PROVIDED RECORDS:

--------

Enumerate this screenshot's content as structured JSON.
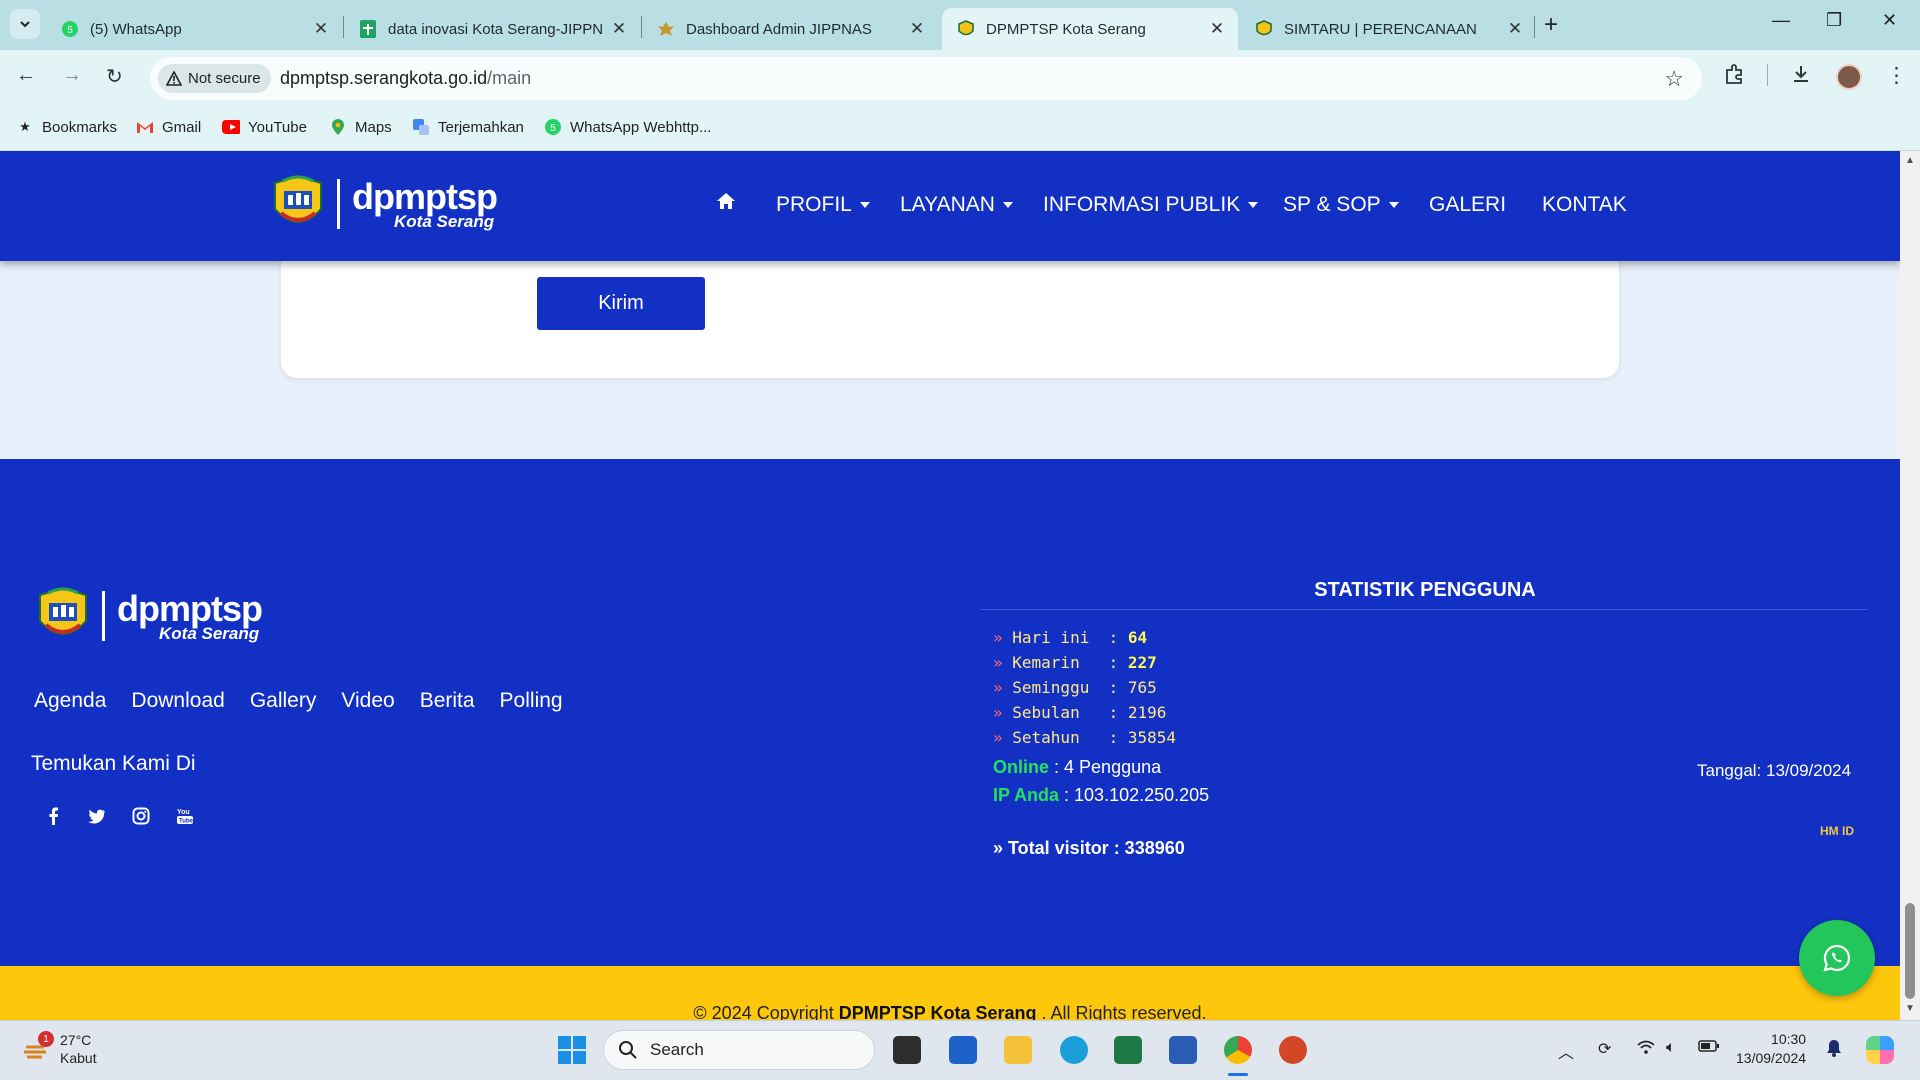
{
  "browser": {
    "tabs": [
      {
        "title": "(5) WhatsApp",
        "active": false
      },
      {
        "title": "data inovasi Kota Serang-JIPPN",
        "active": false
      },
      {
        "title": "Dashboard Admin JIPPNAS",
        "active": false
      },
      {
        "title": "DPMPTSP Kota Serang",
        "active": true
      },
      {
        "title": "SIMTARU | PERENCANAAN",
        "active": false
      }
    ],
    "security_chip": "Not secure",
    "url_host": "dpmptsp.serangkota.go.id",
    "url_path": "/main",
    "bookmarks": [
      "Bookmarks",
      "Gmail",
      "YouTube",
      "Maps",
      "Terjemahkan",
      "WhatsApp Webhttp..."
    ]
  },
  "site": {
    "logo_main": "dpmptsp",
    "logo_sub": "Kota Serang",
    "nav": [
      {
        "label": "PROFIL",
        "dropdown": true
      },
      {
        "label": "LAYANAN",
        "dropdown": true
      },
      {
        "label": "INFORMASI PUBLIK",
        "dropdown": true
      },
      {
        "label": "SP & SOP",
        "dropdown": true
      },
      {
        "label": "GALERI",
        "dropdown": false
      },
      {
        "label": "KONTAK",
        "dropdown": false
      }
    ],
    "form": {
      "submit_label": "Kirim"
    },
    "footer": {
      "links": [
        "Agenda",
        "Download",
        "Gallery",
        "Video",
        "Berita",
        "Polling"
      ],
      "find_us": "Temukan Kami Di",
      "socials": [
        "facebook-icon",
        "twitter-icon",
        "instagram-icon",
        "youtube-icon"
      ],
      "stats_title": "STATISTIK PENGGUNA",
      "stats": [
        {
          "label": "Hari ini",
          "value": "64",
          "bold": true
        },
        {
          "label": "Kemarin",
          "value": "227",
          "bold": true
        },
        {
          "label": "Seminggu",
          "value": "765",
          "bold": false
        },
        {
          "label": "Sebulan",
          "value": "2196",
          "bold": false
        },
        {
          "label": "Setahun",
          "value": "35854",
          "bold": false
        }
      ],
      "online_label": "Online",
      "online_value": "4 Pengguna",
      "ip_label": "IP Anda",
      "ip_value": "103.102.250.205",
      "tanggal": "Tanggal: 13/09/2024",
      "total_visitor": "» Total visitor : 338960",
      "hm_id": "HM ID",
      "copyright_prefix": "© 2024 Copyright",
      "copyright_org": "DPMPTSP Kota Serang",
      "copyright_suffix": ". All Rights reserved."
    }
  },
  "taskbar": {
    "temperature": "27°C",
    "weather": "Kabut",
    "weather_badge": "1",
    "search_placeholder": "Search",
    "time": "10:30",
    "date": "13/09/2024"
  },
  "colors": {
    "site_blue": "#1330c4",
    "footer_yellow": "#fdc70c",
    "whatsapp_green": "#22c65a",
    "stat_value": "#fff85a",
    "online_green": "#22e25c"
  }
}
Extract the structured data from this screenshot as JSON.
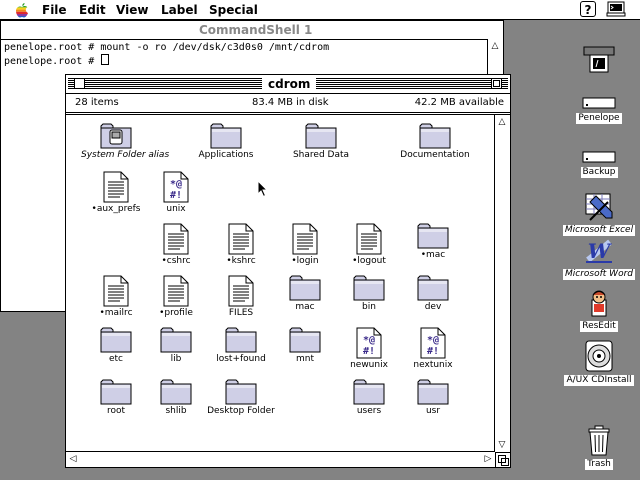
{
  "menubar": {
    "menus": [
      "File",
      "Edit",
      "View",
      "Label",
      "Special"
    ],
    "help": "?"
  },
  "shell": {
    "title": "CommandShell 1",
    "lines": [
      "penelope.root # mount -o ro /dev/dsk/c3d0s0 /mnt/cdrom",
      "penelope.root # "
    ]
  },
  "cdrom": {
    "title": "cdrom",
    "items_count": "28 items",
    "disk_used": "83.4 MB in disk",
    "available": "42.2 MB available",
    "items": [
      {
        "label": "System Folder alias",
        "icon": "system-folder-icon",
        "italic": true
      },
      {
        "label": "Applications",
        "icon": "folder-icon"
      },
      {
        "label": "Shared Data",
        "icon": "folder-icon"
      },
      {
        "label": "Documentation",
        "icon": "folder-icon"
      },
      {
        "label": "•aux_prefs",
        "icon": "document-icon"
      },
      {
        "label": "unix",
        "icon": "executable-icon"
      },
      {
        "label": "•cshrc",
        "icon": "document-icon"
      },
      {
        "label": "•kshrc",
        "icon": "document-icon"
      },
      {
        "label": "•login",
        "icon": "document-icon"
      },
      {
        "label": "•logout",
        "icon": "document-icon"
      },
      {
        "label": "•mac",
        "icon": "folder-icon"
      },
      {
        "label": "•mailrc",
        "icon": "document-icon"
      },
      {
        "label": "•profile",
        "icon": "document-icon"
      },
      {
        "label": "FILES",
        "icon": "document-icon"
      },
      {
        "label": "mac",
        "icon": "folder-icon"
      },
      {
        "label": "bin",
        "icon": "folder-icon"
      },
      {
        "label": "dev",
        "icon": "folder-icon"
      },
      {
        "label": "etc",
        "icon": "folder-icon"
      },
      {
        "label": "lib",
        "icon": "folder-icon"
      },
      {
        "label": "lost+found",
        "icon": "folder-icon"
      },
      {
        "label": "mnt",
        "icon": "folder-icon"
      },
      {
        "label": "newunix",
        "icon": "executable-icon"
      },
      {
        "label": "nextunix",
        "icon": "executable-icon"
      },
      {
        "label": "root",
        "icon": "folder-icon"
      },
      {
        "label": "shlib",
        "icon": "folder-icon"
      },
      {
        "label": "Desktop Folder",
        "icon": "folder-icon"
      },
      {
        "label": "users",
        "icon": "folder-icon"
      },
      {
        "label": "usr",
        "icon": "folder-icon"
      }
    ]
  },
  "desktop": [
    {
      "label": "",
      "icon": "terminal-disk-icon"
    },
    {
      "label": "Penelope",
      "icon": "hard-disk-icon"
    },
    {
      "label": "Backup",
      "icon": "hard-disk-icon"
    },
    {
      "label": "Microsoft Excel",
      "icon": "excel-icon",
      "italic": true
    },
    {
      "label": "Microsoft Word",
      "icon": "word-icon",
      "italic": true
    },
    {
      "label": "ResEdit",
      "icon": "resedit-icon"
    },
    {
      "label": "A/UX CDInstall",
      "icon": "cd-install-icon"
    },
    {
      "label": "Trash",
      "icon": "trash-icon"
    }
  ]
}
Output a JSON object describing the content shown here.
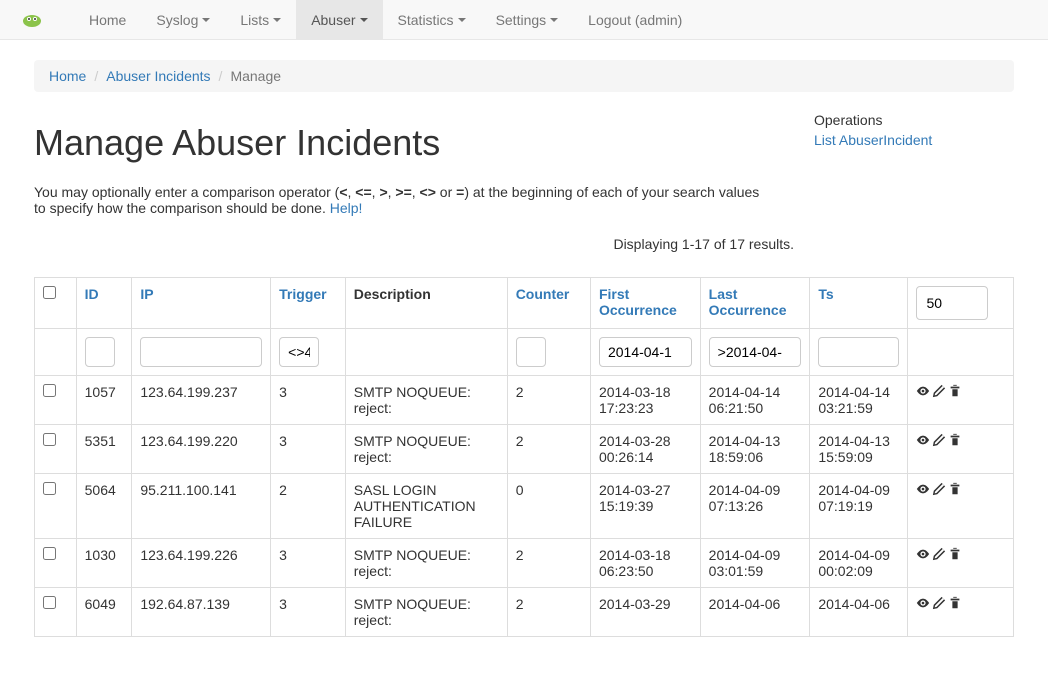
{
  "nav": {
    "items": [
      {
        "label": "Home",
        "dropdown": false,
        "active": false
      },
      {
        "label": "Syslog",
        "dropdown": true,
        "active": false
      },
      {
        "label": "Lists",
        "dropdown": true,
        "active": false
      },
      {
        "label": "Abuser",
        "dropdown": true,
        "active": true
      },
      {
        "label": "Statistics",
        "dropdown": true,
        "active": false
      },
      {
        "label": "Settings",
        "dropdown": true,
        "active": false
      },
      {
        "label": "Logout (admin)",
        "dropdown": false,
        "active": false
      }
    ]
  },
  "breadcrumb": {
    "items": [
      {
        "label": "Home",
        "link": true
      },
      {
        "label": "Abuser Incidents",
        "link": true
      },
      {
        "label": "Manage",
        "link": false
      }
    ]
  },
  "page": {
    "title": "Manage Abuser Incidents",
    "intro_pre": "You may optionally enter a comparison operator (",
    "intro_ops": [
      "<",
      "<=",
      ">",
      ">=",
      "<>",
      "="
    ],
    "intro_post": ") at the beginning of each of your search values to specify how the comparison should be done. ",
    "help": "Help!",
    "summary": "Displaying 1-17 of 17 results."
  },
  "operations": {
    "heading": "Operations",
    "links": [
      "List AbuserIncident"
    ]
  },
  "table": {
    "page_size": "50",
    "headers": {
      "id": "ID",
      "ip": "IP",
      "trigger": "Trigger",
      "description": "Description",
      "counter": "Counter",
      "first": "First Occurrence",
      "last": "Last Occurrence",
      "ts": "Ts"
    },
    "filters": {
      "id": "",
      "ip": "",
      "trigger": "<>4",
      "counter": "",
      "first": "2014-04-1",
      "last": ">2014-04-",
      "ts": ""
    },
    "rows": [
      {
        "id": "1057",
        "ip": "123.64.199.237",
        "trigger": "3",
        "description": "SMTP NOQUEUE: reject:",
        "counter": "2",
        "first": "2014-03-18 17:23:23",
        "last": "2014-04-14 06:21:50",
        "ts": "2014-04-14 03:21:59"
      },
      {
        "id": "5351",
        "ip": "123.64.199.220",
        "trigger": "3",
        "description": "SMTP NOQUEUE: reject:",
        "counter": "2",
        "first": "2014-03-28 00:26:14",
        "last": "2014-04-13 18:59:06",
        "ts": "2014-04-13 15:59:09"
      },
      {
        "id": "5064",
        "ip": "95.211.100.141",
        "trigger": "2",
        "description": "SASL LOGIN AUTHENTICATION FAILURE",
        "counter": "0",
        "first": "2014-03-27 15:19:39",
        "last": "2014-04-09 07:13:26",
        "ts": "2014-04-09 07:19:19"
      },
      {
        "id": "1030",
        "ip": "123.64.199.226",
        "trigger": "3",
        "description": "SMTP NOQUEUE: reject:",
        "counter": "2",
        "first": "2014-03-18 06:23:50",
        "last": "2014-04-09 03:01:59",
        "ts": "2014-04-09 00:02:09"
      },
      {
        "id": "6049",
        "ip": "192.64.87.139",
        "trigger": "3",
        "description": "SMTP NOQUEUE: reject:",
        "counter": "2",
        "first": "2014-03-29 ",
        "last": "2014-04-06 ",
        "ts": "2014-04-06 "
      }
    ]
  }
}
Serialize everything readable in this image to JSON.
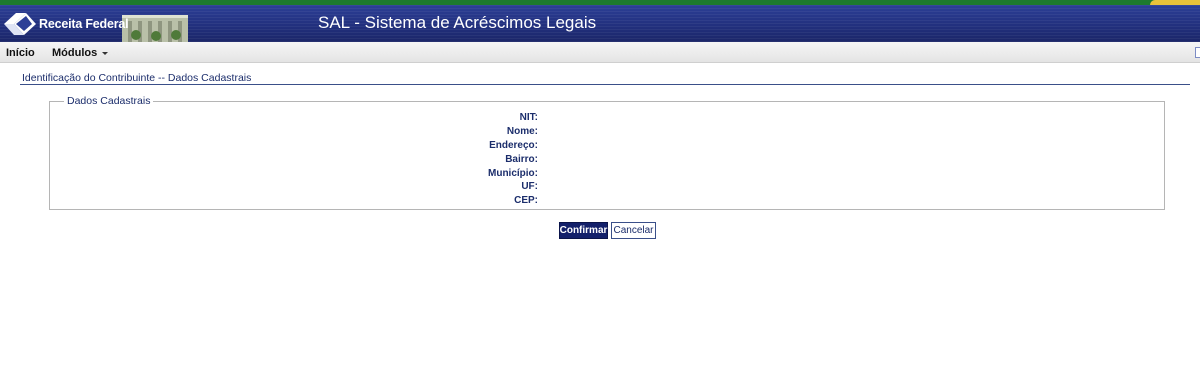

--------

Gather each line that holds "structured".

THE RESPONSE:
Enumerate this screenshot's content as structured JSON.
Extract the structured data from this screenshot as JSON.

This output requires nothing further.